Source data:
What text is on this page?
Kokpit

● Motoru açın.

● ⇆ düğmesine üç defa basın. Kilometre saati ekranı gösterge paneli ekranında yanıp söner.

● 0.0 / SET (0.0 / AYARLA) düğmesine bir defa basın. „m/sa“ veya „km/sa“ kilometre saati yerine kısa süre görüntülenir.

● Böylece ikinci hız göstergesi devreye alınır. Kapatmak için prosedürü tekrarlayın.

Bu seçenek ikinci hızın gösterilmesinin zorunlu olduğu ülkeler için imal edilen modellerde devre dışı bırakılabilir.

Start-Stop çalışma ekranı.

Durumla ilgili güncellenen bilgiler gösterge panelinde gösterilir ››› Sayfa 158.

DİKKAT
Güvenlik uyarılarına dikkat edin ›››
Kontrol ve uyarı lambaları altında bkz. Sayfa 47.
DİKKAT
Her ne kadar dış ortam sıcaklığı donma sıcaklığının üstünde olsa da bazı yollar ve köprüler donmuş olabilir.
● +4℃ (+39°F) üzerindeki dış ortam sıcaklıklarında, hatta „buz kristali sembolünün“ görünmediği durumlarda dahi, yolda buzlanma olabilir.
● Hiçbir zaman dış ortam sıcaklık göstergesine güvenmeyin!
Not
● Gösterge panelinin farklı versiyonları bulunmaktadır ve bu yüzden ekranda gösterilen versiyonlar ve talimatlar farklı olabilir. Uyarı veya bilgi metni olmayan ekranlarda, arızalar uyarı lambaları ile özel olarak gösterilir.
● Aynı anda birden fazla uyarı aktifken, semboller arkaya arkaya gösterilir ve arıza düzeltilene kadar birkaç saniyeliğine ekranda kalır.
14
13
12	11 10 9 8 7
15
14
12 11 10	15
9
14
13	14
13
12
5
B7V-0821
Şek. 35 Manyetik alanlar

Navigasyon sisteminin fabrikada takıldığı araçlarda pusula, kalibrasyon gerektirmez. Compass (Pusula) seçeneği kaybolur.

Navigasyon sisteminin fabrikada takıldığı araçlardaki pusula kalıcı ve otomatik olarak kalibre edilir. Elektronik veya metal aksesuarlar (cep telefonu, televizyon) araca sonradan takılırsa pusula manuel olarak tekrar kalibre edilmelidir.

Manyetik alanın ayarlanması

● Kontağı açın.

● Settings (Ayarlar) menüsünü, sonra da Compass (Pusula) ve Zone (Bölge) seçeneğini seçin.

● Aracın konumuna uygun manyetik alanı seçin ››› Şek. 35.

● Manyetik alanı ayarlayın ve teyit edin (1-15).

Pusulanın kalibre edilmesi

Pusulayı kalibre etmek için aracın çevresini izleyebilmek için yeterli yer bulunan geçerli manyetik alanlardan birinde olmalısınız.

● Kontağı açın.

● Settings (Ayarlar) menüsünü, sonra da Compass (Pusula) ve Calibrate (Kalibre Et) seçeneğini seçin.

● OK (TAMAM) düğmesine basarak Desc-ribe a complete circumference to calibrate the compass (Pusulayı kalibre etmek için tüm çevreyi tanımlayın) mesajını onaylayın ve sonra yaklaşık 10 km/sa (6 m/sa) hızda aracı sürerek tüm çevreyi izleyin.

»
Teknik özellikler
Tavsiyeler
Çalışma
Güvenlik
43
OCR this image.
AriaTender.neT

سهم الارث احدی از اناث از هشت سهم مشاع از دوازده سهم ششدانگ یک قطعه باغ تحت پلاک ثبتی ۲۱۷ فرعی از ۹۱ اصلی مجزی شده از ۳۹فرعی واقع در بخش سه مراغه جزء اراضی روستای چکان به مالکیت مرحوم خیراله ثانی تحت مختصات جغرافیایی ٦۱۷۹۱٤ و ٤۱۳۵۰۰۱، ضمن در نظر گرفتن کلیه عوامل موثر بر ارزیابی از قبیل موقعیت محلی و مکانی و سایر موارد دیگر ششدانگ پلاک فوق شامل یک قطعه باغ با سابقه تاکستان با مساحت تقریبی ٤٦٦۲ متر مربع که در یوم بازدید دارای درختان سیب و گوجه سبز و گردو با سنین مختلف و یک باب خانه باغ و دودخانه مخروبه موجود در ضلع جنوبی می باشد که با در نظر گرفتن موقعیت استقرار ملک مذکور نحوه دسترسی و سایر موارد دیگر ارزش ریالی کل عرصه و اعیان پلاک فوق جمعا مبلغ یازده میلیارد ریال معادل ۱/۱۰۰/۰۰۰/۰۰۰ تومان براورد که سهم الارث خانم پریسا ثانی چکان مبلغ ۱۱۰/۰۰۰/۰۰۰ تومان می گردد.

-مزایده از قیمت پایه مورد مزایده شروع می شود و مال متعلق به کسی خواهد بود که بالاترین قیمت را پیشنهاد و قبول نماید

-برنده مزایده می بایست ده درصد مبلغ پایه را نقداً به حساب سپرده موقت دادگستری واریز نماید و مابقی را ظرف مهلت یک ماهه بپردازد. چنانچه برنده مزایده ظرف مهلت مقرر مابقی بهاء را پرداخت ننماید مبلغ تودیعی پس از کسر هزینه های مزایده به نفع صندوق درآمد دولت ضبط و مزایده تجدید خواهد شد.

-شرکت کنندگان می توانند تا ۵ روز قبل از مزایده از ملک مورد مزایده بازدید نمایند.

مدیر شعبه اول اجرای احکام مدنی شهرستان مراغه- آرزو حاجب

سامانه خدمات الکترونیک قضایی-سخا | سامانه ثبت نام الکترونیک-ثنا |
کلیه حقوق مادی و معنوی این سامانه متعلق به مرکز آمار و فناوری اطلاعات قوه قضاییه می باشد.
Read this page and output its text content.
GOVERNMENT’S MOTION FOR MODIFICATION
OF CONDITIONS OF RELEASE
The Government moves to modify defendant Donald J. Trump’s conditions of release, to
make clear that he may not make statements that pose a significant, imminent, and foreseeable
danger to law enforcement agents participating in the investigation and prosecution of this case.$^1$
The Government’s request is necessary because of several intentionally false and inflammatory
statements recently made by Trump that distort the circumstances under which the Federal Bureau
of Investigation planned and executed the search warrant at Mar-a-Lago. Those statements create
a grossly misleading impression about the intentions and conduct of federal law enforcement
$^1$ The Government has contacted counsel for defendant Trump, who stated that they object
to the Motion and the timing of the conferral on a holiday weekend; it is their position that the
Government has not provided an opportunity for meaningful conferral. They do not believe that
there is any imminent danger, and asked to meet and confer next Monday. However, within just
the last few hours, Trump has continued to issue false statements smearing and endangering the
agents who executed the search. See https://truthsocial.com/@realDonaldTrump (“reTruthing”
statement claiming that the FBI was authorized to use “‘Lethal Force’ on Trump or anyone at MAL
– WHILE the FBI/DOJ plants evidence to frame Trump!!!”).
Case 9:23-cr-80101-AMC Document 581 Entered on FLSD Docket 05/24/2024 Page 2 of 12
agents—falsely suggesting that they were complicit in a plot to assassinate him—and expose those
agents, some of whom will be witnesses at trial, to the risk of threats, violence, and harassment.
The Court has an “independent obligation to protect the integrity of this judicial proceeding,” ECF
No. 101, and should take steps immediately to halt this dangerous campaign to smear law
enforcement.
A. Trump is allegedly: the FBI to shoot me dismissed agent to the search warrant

» **Objective**
Set every line of the listing down word for word.

» **Exercise response**
What text is on this page?
Kokpit

● Motoru açın.

● ⇆ düğmesine üç defa basın. Kilometre saati ekranı gösterge paneli ekranında yanıp söner.

● 0.0 / SET (0.0 / AYARLA) düğmesine bir defa basın. „m/sa“ veya „km/sa“ kilometre saati yerine kısa süre görüntülenir.

● Böylece ikinci hız göstergesi devreye alınır. Kapatmak için prosedürü tekrarlayın.

Bu seçenek ikinci hızın gösterilmesinin zorunlu olduğu ülkeler için imal edilen modellerde devre dışı bırakılabilir.

Start-Stop çalışma ekranı.

Durumla ilgili güncellenen bilgiler gösterge panelinde gösterilir ››› Sayfa 158.

DİKKAT
Güvenlik uyarılarına dikkat edin ›››
Kontrol ve uyarı lambaları altında bkz. Sayfa 47.
DİKKAT
Her ne kadar dış ortam sıcaklığı donma sıcaklığının üstünde olsa da bazı yollar ve köprüler donmuş olabilir.
● +4℃ (+39°F) üzerindeki dış ortam sıcaklıklarında, hatta „buz kristali sembolünün“ görünmediği durumlarda dahi, yolda buzlanma olabilir.
● Hiçbir zaman dış ortam sıcaklık göstergesine güvenmeyin!
Not
● Gösterge panelinin farklı versiyonları bulunmaktadır ve bu yüzden ekranda gösterilen versiyonlar ve talimatlar farklı olabilir. Uyarı veya bilgi metni olmayan ekranlarda, arızalar uyarı lambaları ile özel olarak gösterilir.
● Aynı anda birden fazla uyarı aktifken, semboller arkaya arkaya gösterilir ve arıza düzeltilene kadar birkaç saniyeliğine ekranda kalır.
14
13
12	11 10 9 8 7
15
14
12 11 10	15
9
14
13	14
13
12
5
B7V-0821
Şek. 35 Manyetik alanlar

Navigasyon sisteminin fabrikada takıldığı araçlarda pusula, kalibrasyon gerektirmez. Compass (Pusula) seçeneği kaybolur.

Navigasyon sisteminin fabrikada takıldığı araçlardaki pusula kalıcı ve otomatik olarak kalibre edilir. Elektronik veya metal aksesuarlar (cep telefonu, televizyon) araca sonradan takılırsa pusula manuel olarak tekrar kalibre edilmelidir.

Manyetik alanın ayarlanması

● Kontağı açın.

● Settings (Ayarlar) menüsünü, sonra da Compass (Pusula) ve Zone (Bölge) seçeneğini seçin.

● Aracın konumuna uygun manyetik alanı seçin ››› Şek. 35.

● Manyetik alanı ayarlayın ve teyit edin (1-15).

Pusulanın kalibre edilmesi

Pusulayı kalibre etmek için aracın çevresini izleyebilmek için yeterli yer bulunan geçerli manyetik alanlardan birinde olmalısınız.

● Kontağı açın.

● Settings (Ayarlar) menüsünü, sonra da Compass (Pusula) ve Calibrate (Kalibre Et) seçeneğini seçin.

● OK (TAMAM) düğmesine basarak Desc-ribe a complete circumference to calibrate the compass (Pusulayı kalibre etmek için tüm çevreyi tanımlayın) mesajını onaylayın ve sonra yaklaşık 10 km/sa (6 m/sa) hızda aracı sürerek tüm çevreyi izleyin.

»
Teknik özellikler
Tavsiyeler
Çalışma
Güvenlik
43
OCR this image.
AriaTender.neT

سهم الارث احدی از اناث از هشت سهم مشاع از دوازده سهم ششدانگ یک قطعه باغ تحت پلاک ثبتی ۲۱۷ فرعی از ۹۱ اصلی مجزی شده از ۳۹فرعی واقع در بخش سه مراغه جزء اراضی روستای چکان به مالکیت مرحوم خیراله ثانی تحت مختصات جغرافیایی ٦۱۷۹۱٤ و ٤۱۳۵۰۰۱، ضمن در نظر گرفتن کلیه عوامل موثر بر ارزیابی از قبیل موقعیت محلی و مکانی و سایر موارد دیگر ششدانگ پلاک فوق شامل یک قطعه باغ با سابقه تاکستان با مساحت تقریبی ٤٦٦۲ متر مربع که در یوم بازدید دارای درختان سیب و گوجه سبز و گردو با سنین مختلف و یک باب خانه باغ و دودخانه مخروبه موجود در ضلع جنوبی می باشد که با در نظر گرفتن موقعیت استقرار ملک مذکور نحوه دسترسی و سایر موارد دیگر ارزش ریالی کل عرصه و اعیان پلاک فوق جمعا مبلغ یازده میلیارد ریال معادل ۱/۱۰۰/۰۰۰/۰۰۰ تومان براورد که سهم الارث خانم پریسا ثانی چکان مبلغ ۱۱۰/۰۰۰/۰۰۰ تومان می گردد.

-مزایده از قیمت پایه مورد مزایده شروع می شود و مال متعلق به کسی خواهد بود که بالاترین قیمت را پیشنهاد و قبول نماید

-برنده مزایده می بایست ده درصد مبلغ پایه را نقداً به حساب سپرده موقت دادگستری واریز نماید و مابقی را ظرف مهلت یک ماهه بپردازد. چنانچه برنده مزایده ظرف مهلت مقرر مابقی بهاء را پرداخت ننماید مبلغ تودیعی پس از کسر هزینه های مزایده به نفع صندوق درآمد دولت ضبط و مزایده تجدید خواهد شد.

-شرکت کنندگان می توانند تا ۵ روز قبل از مزایده از ملک مورد مزایده بازدید نمایند.

مدیر شعبه اول اجرای احکام مدنی شهرستان مراغه- آرزو حاجب

سامانه خدمات الکترونیک قضایی-سخا | سامانه ثبت نام الکترونیک-ثنا |
کلیه حقوق مادی و معنوی این سامانه متعلق به مرکز آمار و فناوری اطلاعات قوه قضاییه می باشد.
Read this page and output its text content.
GOVERNMENT’S MOTION FOR MODIFICATION
OF CONDITIONS OF RELEASE
The Government moves to modify defendant Donald J. Trump’s conditions of release, to
make clear that he may not make statements that pose a significant, imminent, and foreseeable
danger to law enforcement agents participating in the investigation and prosecution of this case.$^1$
The Government’s request is necessary because of several intentionally false and inflammatory
statements recently made by Trump that distort the circumstances under which the Federal Bureau
of Investigation planned and executed the search warrant at Mar-a-Lago. Those statements create
a grossly misleading impression about the intentions and conduct of federal law enforcement
$^1$ The Government has contacted counsel for defendant Trump, who stated that they object
to the Motion and the timing of the conferral on a holiday weekend; it is their position that the
Government has not provided an opportunity for meaningful conferral. They do not believe that
there is any imminent danger, and asked to meet and confer next Monday. However, within just
the last few hours, Trump has continued to issue false statements smearing and endangering the
agents who executed the search. See https://truthsocial.com/@realDonaldTrump (“reTruthing”
statement claiming that the FBI was authorized to use “‘Lethal Force’ on Trump or anyone at MAL
– WHILE the FBI/DOJ plants evidence to frame Trump!!!”).
Case 9:23-cr-80101-AMC Document 581 Entered on FLSD Docket 05/24/2024 Page 2 of 12
agents—falsely suggesting that they were complicit in a plot to assassinate him—and expose those
agents, some of whom will be witnesses at trial, to the risk of threats, violence, and harassment.
The Court has an “independent obligation to protect the integrity of this judicial proceeding,” ECF
No. 101, and should take steps immediately to halt this dangerous campaign to smear law
enforcement.
A. Trump is allegedly: the FBI to shoot me dismissed agent to the search warrant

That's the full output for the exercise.